(Stated goal):
State the number of lines below in which the word "name" appears. Nothing else belongs in the answer.
━━━━━━━━━━━━━━━━━━━━━━━━━━━━━━
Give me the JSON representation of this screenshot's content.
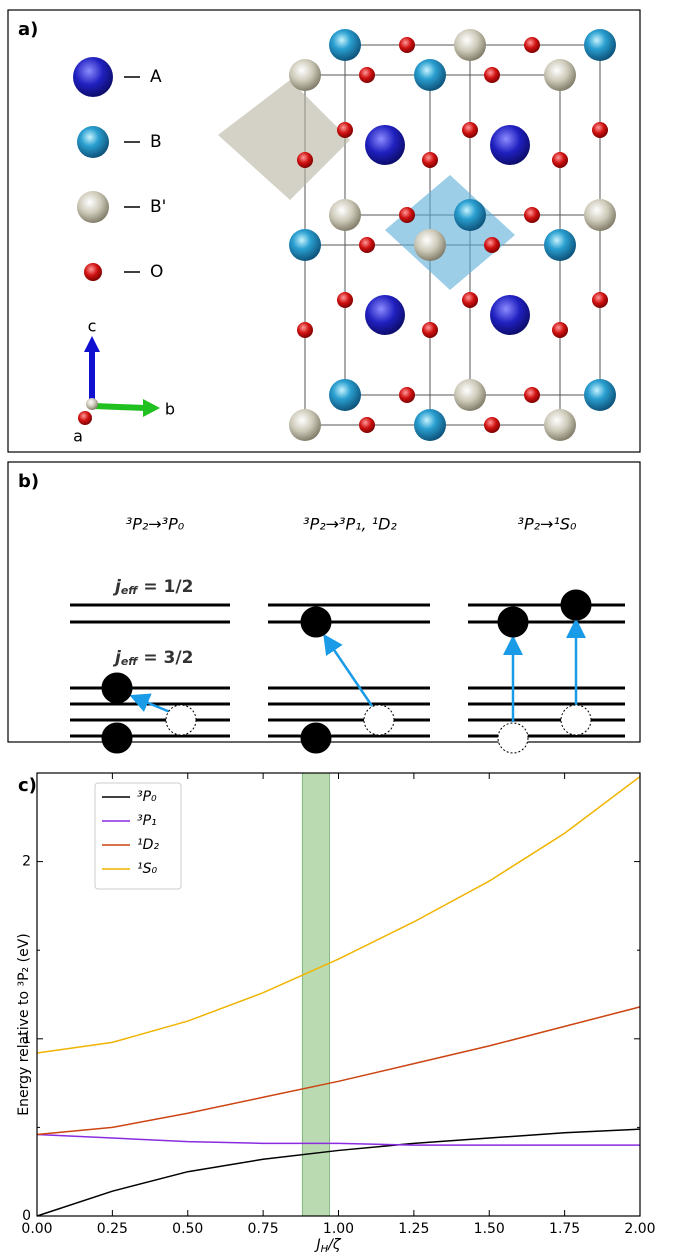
{
  "panel_a": {
    "label": "a)",
    "legend": [
      "A",
      "B",
      "B'",
      "O"
    ],
    "axes": [
      "c",
      "b",
      "a"
    ]
  },
  "panel_b": {
    "label": "b)",
    "transitions": [
      "³P₂→³P₀",
      "³P₂→³P₁, ¹D₂",
      "³P₂→¹S₀"
    ],
    "levels": [
      {
        "main": "j",
        "sub": "eff",
        "rest": " = 1/2"
      },
      {
        "main": "j",
        "sub": "eff",
        "rest": " = 3/2"
      }
    ]
  },
  "chart_data": {
    "type": "line",
    "panel_label": "c)",
    "x": [
      0,
      0.25,
      0.5,
      0.75,
      1,
      1.25,
      1.5,
      1.75,
      2
    ],
    "series": [
      {
        "name": "³P₀",
        "color": "#000000",
        "values": [
          0,
          0.14,
          0.25,
          0.32,
          0.37,
          0.41,
          0.44,
          0.47,
          0.49
        ]
      },
      {
        "name": "³P₁",
        "color": "#8a2be2",
        "values": [
          0.46,
          0.44,
          0.42,
          0.41,
          0.41,
          0.4,
          0.4,
          0.4,
          0.4
        ]
      },
      {
        "name": "¹D₂",
        "color": "#cc4411",
        "values": [
          0.46,
          0.5,
          0.58,
          0.67,
          0.76,
          0.86,
          0.96,
          1.07,
          1.18
        ]
      },
      {
        "name": "¹S₀",
        "color": "#f0b400",
        "values": [
          0.92,
          0.98,
          1.1,
          1.26,
          1.45,
          1.66,
          1.89,
          2.16,
          2.48
        ]
      }
    ],
    "xlim": [
      0,
      2
    ],
    "ylim": [
      0,
      2.5
    ],
    "xticks": [
      {
        "value": 0,
        "label": "0.00"
      },
      {
        "value": 0.25,
        "label": "0.25"
      },
      {
        "value": 0.5,
        "label": "0.50"
      },
      {
        "value": 0.75,
        "label": "0.75"
      },
      {
        "value": 1,
        "label": "1.00"
      },
      {
        "value": 1.25,
        "label": "1.25"
      },
      {
        "value": 1.5,
        "label": "1.50"
      },
      {
        "value": 1.75,
        "label": "1.75"
      },
      {
        "value": 2,
        "label": "2.00"
      }
    ],
    "yticks": [
      0,
      1,
      2
    ],
    "yticks_minor": [
      0.5,
      1.5
    ],
    "x_label": {
      "main": "J",
      "sub": "H",
      "rest": "/ζ"
    },
    "y_label": "Energy relative to ³P₂ (eV)",
    "shaded_region": {
      "x": [
        0.88,
        0.97
      ],
      "color": "#a9d3a0"
    },
    "legend": "upper left"
  }
}
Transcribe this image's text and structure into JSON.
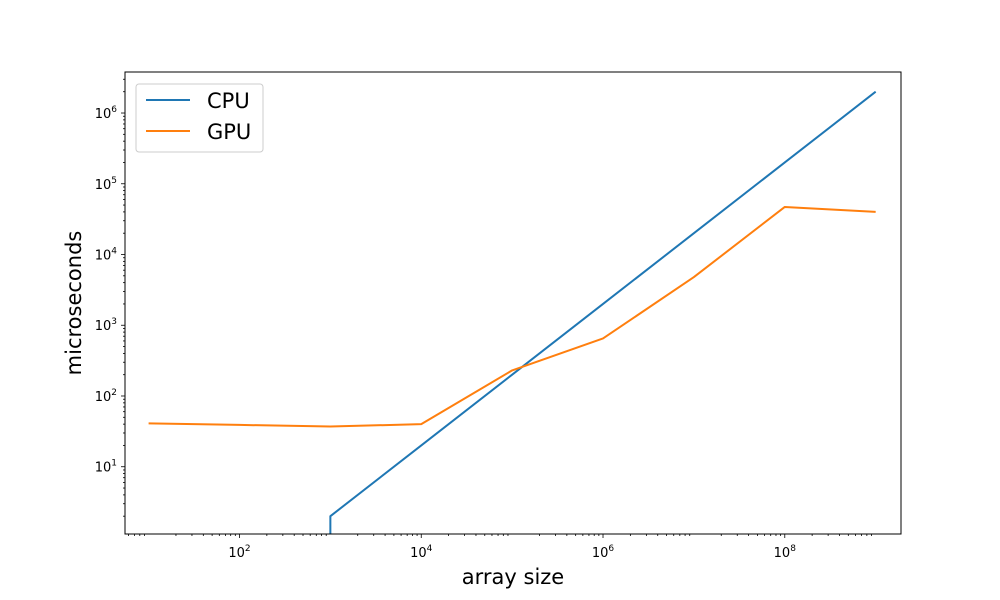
{
  "chart_data": {
    "type": "line",
    "title": "",
    "xlabel": "array size",
    "ylabel": "microseconds",
    "xscale": "log",
    "yscale": "log",
    "xlim": [
      5.5,
      1900000000
    ],
    "ylim": [
      1.12,
      3800000
    ],
    "grid": false,
    "legend_position": "top-left",
    "x_ticks": [
      {
        "base": "10",
        "exp": "2",
        "value": 100
      },
      {
        "base": "10",
        "exp": "4",
        "value": 10000
      },
      {
        "base": "10",
        "exp": "6",
        "value": 1000000
      },
      {
        "base": "10",
        "exp": "8",
        "value": 100000000
      }
    ],
    "y_ticks": [
      {
        "base": "10",
        "exp": "1",
        "value": 10
      },
      {
        "base": "10",
        "exp": "2",
        "value": 100
      },
      {
        "base": "10",
        "exp": "3",
        "value": 1000
      },
      {
        "base": "10",
        "exp": "4",
        "value": 10000
      },
      {
        "base": "10",
        "exp": "5",
        "value": 100000
      },
      {
        "base": "10",
        "exp": "6",
        "value": 1000000
      }
    ],
    "series": [
      {
        "name": "CPU",
        "color": "#1f77b4",
        "x": [
          1000,
          1000,
          10000,
          100000,
          1000000,
          10000000,
          100000000,
          1000000000
        ],
        "y": [
          1.12,
          2,
          20,
          200,
          2000,
          20000,
          200000,
          2000000
        ]
      },
      {
        "name": "GPU",
        "color": "#ff7f0e",
        "x": [
          10,
          100,
          1000,
          10000,
          100000,
          1000000,
          10000000,
          100000000,
          1000000000
        ],
        "y": [
          41,
          39,
          37,
          40,
          230,
          650,
          4800,
          47000,
          40000
        ]
      }
    ]
  }
}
━━━━━━━━━━━━━━━━━━━━━━━━━━━━━━
(Result):
6